**WHAT THIS TASK INVOLVES**: Copy all the material below, exactly as it stands.

**SUPPLIED RECORDS**:

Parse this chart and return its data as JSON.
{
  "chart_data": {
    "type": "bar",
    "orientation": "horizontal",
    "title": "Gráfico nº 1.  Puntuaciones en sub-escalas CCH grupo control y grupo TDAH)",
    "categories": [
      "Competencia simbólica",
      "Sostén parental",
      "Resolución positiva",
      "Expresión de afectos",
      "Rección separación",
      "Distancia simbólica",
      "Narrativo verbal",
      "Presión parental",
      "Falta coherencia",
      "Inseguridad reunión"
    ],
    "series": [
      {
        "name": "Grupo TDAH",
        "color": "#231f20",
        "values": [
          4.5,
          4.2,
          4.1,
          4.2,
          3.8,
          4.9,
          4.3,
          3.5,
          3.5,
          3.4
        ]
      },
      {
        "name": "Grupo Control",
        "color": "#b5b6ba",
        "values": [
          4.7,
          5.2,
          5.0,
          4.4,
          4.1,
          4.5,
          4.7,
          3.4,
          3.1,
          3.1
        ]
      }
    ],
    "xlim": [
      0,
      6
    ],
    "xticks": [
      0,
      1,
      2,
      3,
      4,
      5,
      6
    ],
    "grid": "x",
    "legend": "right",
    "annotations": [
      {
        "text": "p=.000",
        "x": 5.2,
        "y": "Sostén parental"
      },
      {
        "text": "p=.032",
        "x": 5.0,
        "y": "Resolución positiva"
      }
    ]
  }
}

**COMPLETE OUTPUT**:
Parse this chart and return its data as JSON.
{
  "chart_data": {
    "type": "bar",
    "orientation": "horizontal",
    "title": "Gráfico nº 1.  Puntuaciones en sub-escalas CCH grupo control y grupo TDAH)",
    "categories": [
      "Competencia simbólica",
      "Sostén parental",
      "Resolución positiva",
      "Expresión de afectos",
      "Rección separación",
      "Distancia simbólica",
      "Narrativo verbal",
      "Presión parental",
      "Falta coherencia",
      "Inseguridad reunión"
    ],
    "series": [
      {
        "name": "Grupo TDAH",
        "color": "#231f20",
        "values": [
          4.5,
          4.2,
          4.1,
          4.2,
          3.8,
          4.9,
          4.3,
          3.5,
          3.5,
          3.4
        ]
      },
      {
        "name": "Grupo Control",
        "color": "#b5b6ba",
        "values": [
          4.7,
          5.2,
          5.0,
          4.4,
          4.1,
          4.5,
          4.7,
          3.4,
          3.1,
          3.1
        ]
      }
    ],
    "xlim": [
      0,
      6
    ],
    "xticks": [
      0,
      1,
      2,
      3,
      4,
      5,
      6
    ],
    "grid": "x",
    "legend": "right",
    "annotations": [
      {
        "text": "p=.000",
        "x": 5.2,
        "y": "Sostén parental"
      },
      {
        "text": "p=.032",
        "x": 5.0,
        "y": "Resolución positiva"
      }
    ]
  }
}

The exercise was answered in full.